From the records below, pull each line that has "arrow".

**Dataset**

--------

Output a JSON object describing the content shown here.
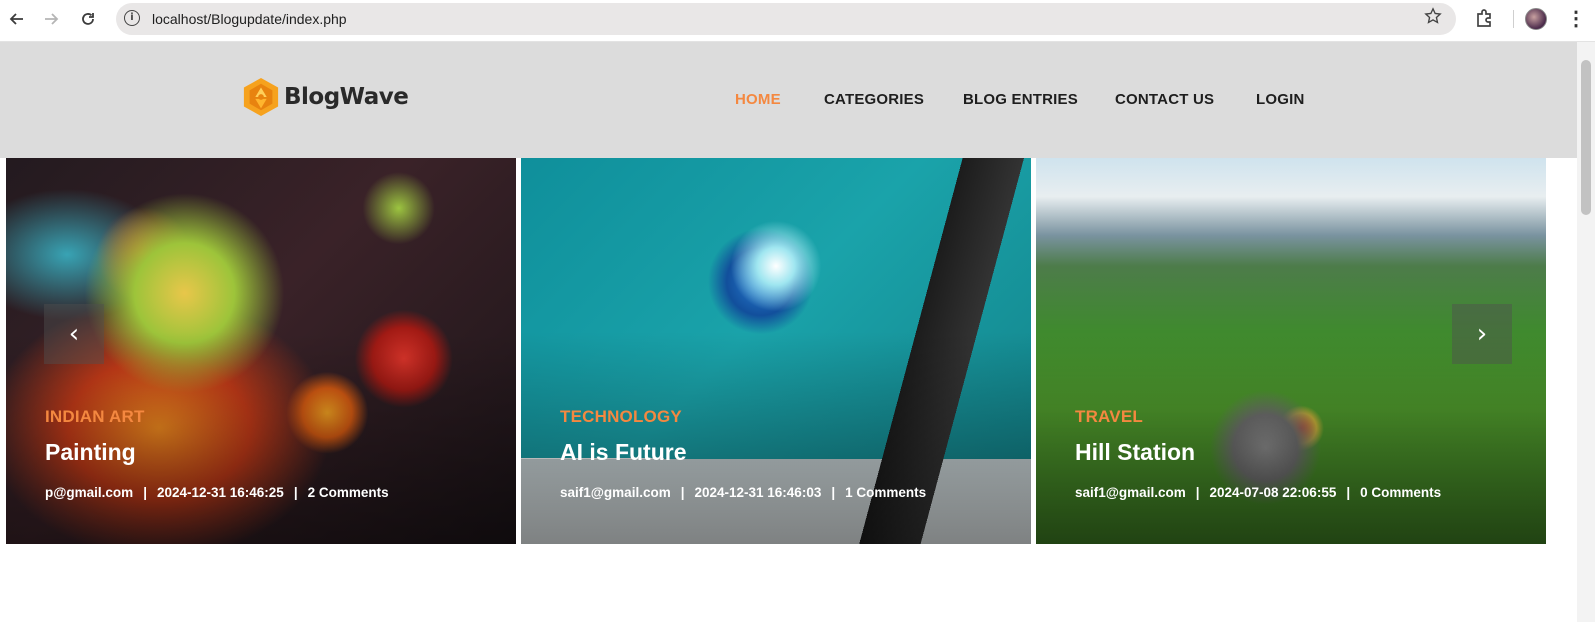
{
  "browser": {
    "url": "localhost/Blogupdate/index.php",
    "back_icon": "back-arrow-icon",
    "forward_icon": "forward-arrow-icon",
    "reload_icon": "reload-icon",
    "info_icon": "i"
  },
  "site": {
    "brand": "BlogWave",
    "accent": "#f48840",
    "nav": [
      {
        "label": "HOME",
        "active": true
      },
      {
        "label": "CATEGORIES",
        "active": false
      },
      {
        "label": "BLOG ENTRIES",
        "active": false
      },
      {
        "label": "CONTACT US",
        "active": false
      },
      {
        "label": "LOGIN",
        "active": false
      }
    ]
  },
  "slider": {
    "prev_label": "‹",
    "next_label": "›",
    "slides": [
      {
        "category": "INDIAN ART",
        "title": "Painting",
        "author": "p@gmail.com",
        "date": "2024-12-31 16:46:25",
        "comments": "2 Comments"
      },
      {
        "category": "TECHNOLOGY",
        "title": "AI is Future",
        "author": "saif1@gmail.com",
        "date": "2024-12-31 16:46:03",
        "comments": "1 Comments"
      },
      {
        "category": "TRAVEL",
        "title": "Hill Station",
        "author": "saif1@gmail.com",
        "date": "2024-07-08 22:06:55",
        "comments": "0 Comments"
      }
    ]
  }
}
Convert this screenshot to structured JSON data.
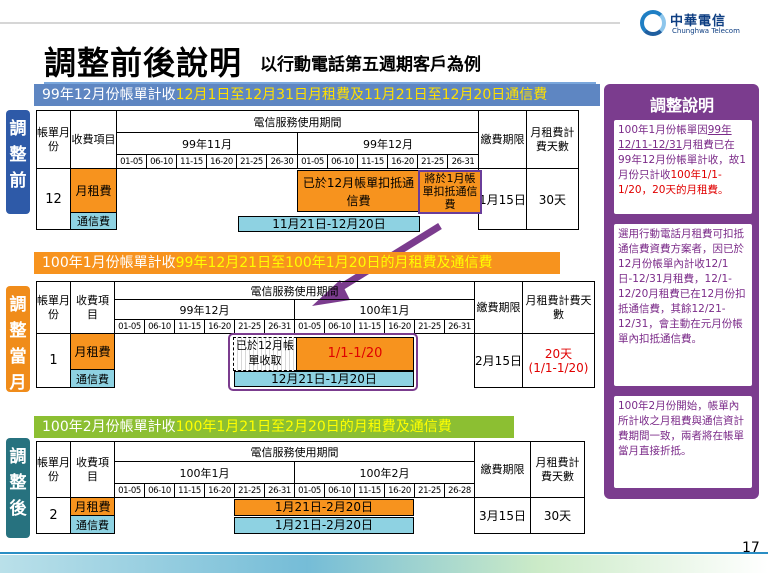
{
  "logo": {
    "name_cn": "中華電信",
    "name_en": "Chunghwa Telecom"
  },
  "title": "調整前後說明",
  "subtitle": "以行動電話第五週期客戶為例",
  "page_number": "17",
  "section1": {
    "side_label": [
      "調",
      "整",
      "前"
    ],
    "banner_pre": "99年12月份帳單計收",
    "banner_hl": "12月1日至12月31日月租費及11月21日至12月20日通信費",
    "headers": {
      "bill_month": "帳單月份",
      "item": "收費項目",
      "service_period": "電信服務使用期間",
      "due": "繳費期限",
      "days": "月租費計費天數"
    },
    "months": [
      "99年11月",
      "99年12月"
    ],
    "ranges": [
      "01-05",
      "06-10",
      "11-15",
      "16-20",
      "21-25",
      "26-30",
      "01-05",
      "06-10",
      "11-15",
      "16-20",
      "21-25",
      "26-31"
    ],
    "bill_month": "12",
    "items": [
      "月租費",
      "通信費"
    ],
    "bar_deducted": "已於12月帳單扣抵通信費",
    "bar_deduct_jan": "將於1月帳單扣抵通信費",
    "bar_comm": "11月21日-12月20日",
    "due": "1月15日",
    "days": "30天"
  },
  "section2": {
    "side_label": [
      "調",
      "整",
      "當",
      "月"
    ],
    "banner_pre": "100年1月份帳單計收",
    "banner_hl": "99年12月21日至100年1月20日的月租費及通信費",
    "headers": {
      "bill_month": "帳單月份",
      "item": "收費項目",
      "service_period": "電信服務使用期間",
      "due": "繳費期限",
      "days": "月租費計費天數"
    },
    "months": [
      "99年12月",
      "100年1月"
    ],
    "ranges": [
      "01-05",
      "06-10",
      "11-15",
      "16-20",
      "21-25",
      "26-31",
      "01-05",
      "06-10",
      "11-15",
      "16-20",
      "21-25",
      "26-31"
    ],
    "bill_month": "1",
    "items": [
      "月租費",
      "通信費"
    ],
    "bar_collected": "已於12月帳單收取",
    "bar_rent": "1/1-1/20",
    "bar_comm": "12月21日-1月20日",
    "due": "2月15日",
    "days": "20天",
    "days_range": "(1/1-1/20)"
  },
  "section3": {
    "side_label": [
      "調",
      "整",
      "後"
    ],
    "banner_pre": "100年2月份帳單計收",
    "banner_hl": "100年1月21日至2月20日的月租費及通信費",
    "headers": {
      "bill_month": "帳單月份",
      "item": "收費項目",
      "service_period": "電信服務使用期間",
      "due": "繳費期限",
      "days": "月租費計費天數"
    },
    "months": [
      "100年1月",
      "100年2月"
    ],
    "ranges": [
      "01-05",
      "06-10",
      "11-15",
      "16-20",
      "21-25",
      "26-31",
      "01-05",
      "06-10",
      "11-15",
      "16-20",
      "21-25",
      "26-28"
    ],
    "bill_month": "2",
    "items": [
      "月租費",
      "通信費"
    ],
    "bar_rent": "1月21日-2月20日",
    "bar_comm": "1月21日-2月20日",
    "due": "3月15日",
    "days": "30天"
  },
  "panel": {
    "title": "調整說明",
    "note1_a": "100年1月份帳單因",
    "note1_u": "99年12/11-12/31",
    "note1_b": "月租費已在99年12月份帳單計收，故1月份只計收",
    "note1_r": "100年1/1-1/20，20天的月租費。",
    "note2": "選用行動電話月租費可扣抵通信費資費方案者，因已於12月份帳單內計收12/1日-12/31月租費，12/1-12/20月租費已在12月份扣抵通信費，其餘12/21-12/31，會主動在元月份帳單內扣抵通信費。",
    "note3": "100年2月份開始，帳單內所計收之月租費與通信資計費期間一致，兩者將在帳單當月直接折抵。"
  }
}
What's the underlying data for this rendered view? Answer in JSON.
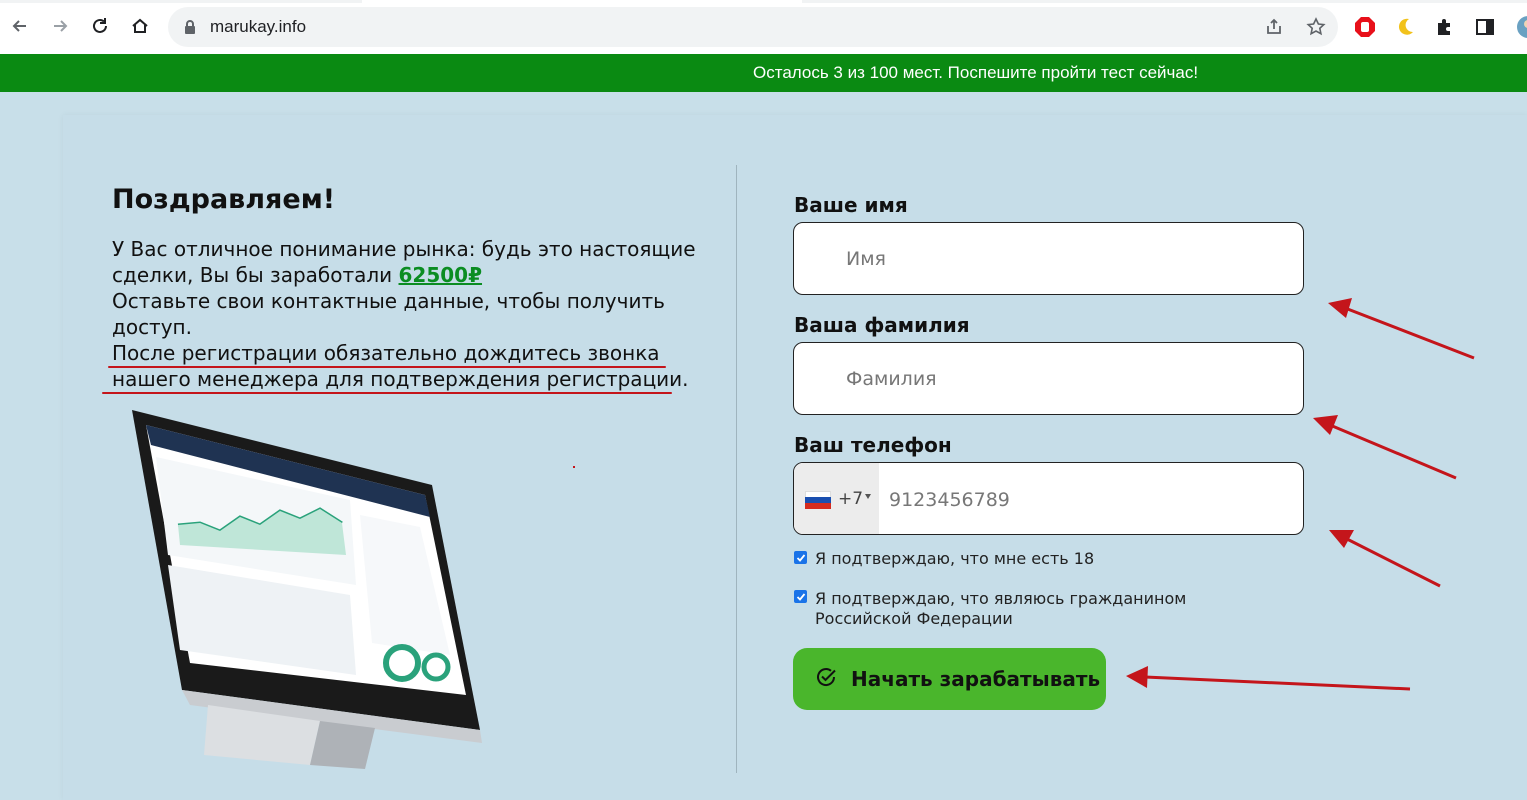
{
  "browser": {
    "url": "marukay.info",
    "icons": [
      "back-arrow-icon",
      "forward-arrow-icon",
      "reload-icon",
      "home-icon",
      "lock-icon",
      "share-icon",
      "star-icon",
      "adblock-icon",
      "moon-icon",
      "puzzle-icon",
      "sidebar-icon",
      "profile-avatar"
    ]
  },
  "banner": {
    "text": "Осталось 3 из 100 мест. Поспешите пройти тест сейчас!"
  },
  "left": {
    "title": "Поздравляем!",
    "line1": "У Вас отличное понимание рынка: будь это настоящие сделки, Вы бы заработали ",
    "amount": "62500₽",
    "line2": "Оставьте свои контактные данные, чтобы получить доступ.",
    "line3": "После регистрации обязательно дождитесь звонка нашего менеджера для подтверждения регистрации."
  },
  "form": {
    "name_label": "Ваше имя",
    "name_placeholder": "Имя",
    "surname_label": "Ваша фамилия",
    "surname_placeholder": "Фамилия",
    "phone_label": "Ваш телефон",
    "phone_code": "+7",
    "phone_placeholder": "9123456789",
    "check_age": "Я подтверждаю, что мне есть 18",
    "check_citizen": "Я подтверждаю, что являюсь гражданином Российской Федерации",
    "submit_label": "Начать зарабатывать"
  },
  "colors": {
    "banner": "#0a8a12",
    "amount": "#0b8d22",
    "button": "#4ab62c",
    "annotation": "#c4151b"
  }
}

--------

**The reply**
    "back_icon": "back-arrow-icon",
    "forward_icon": "forward-arrow-icon",
      "back-arrow-icon",
      "forward-arrow-icon",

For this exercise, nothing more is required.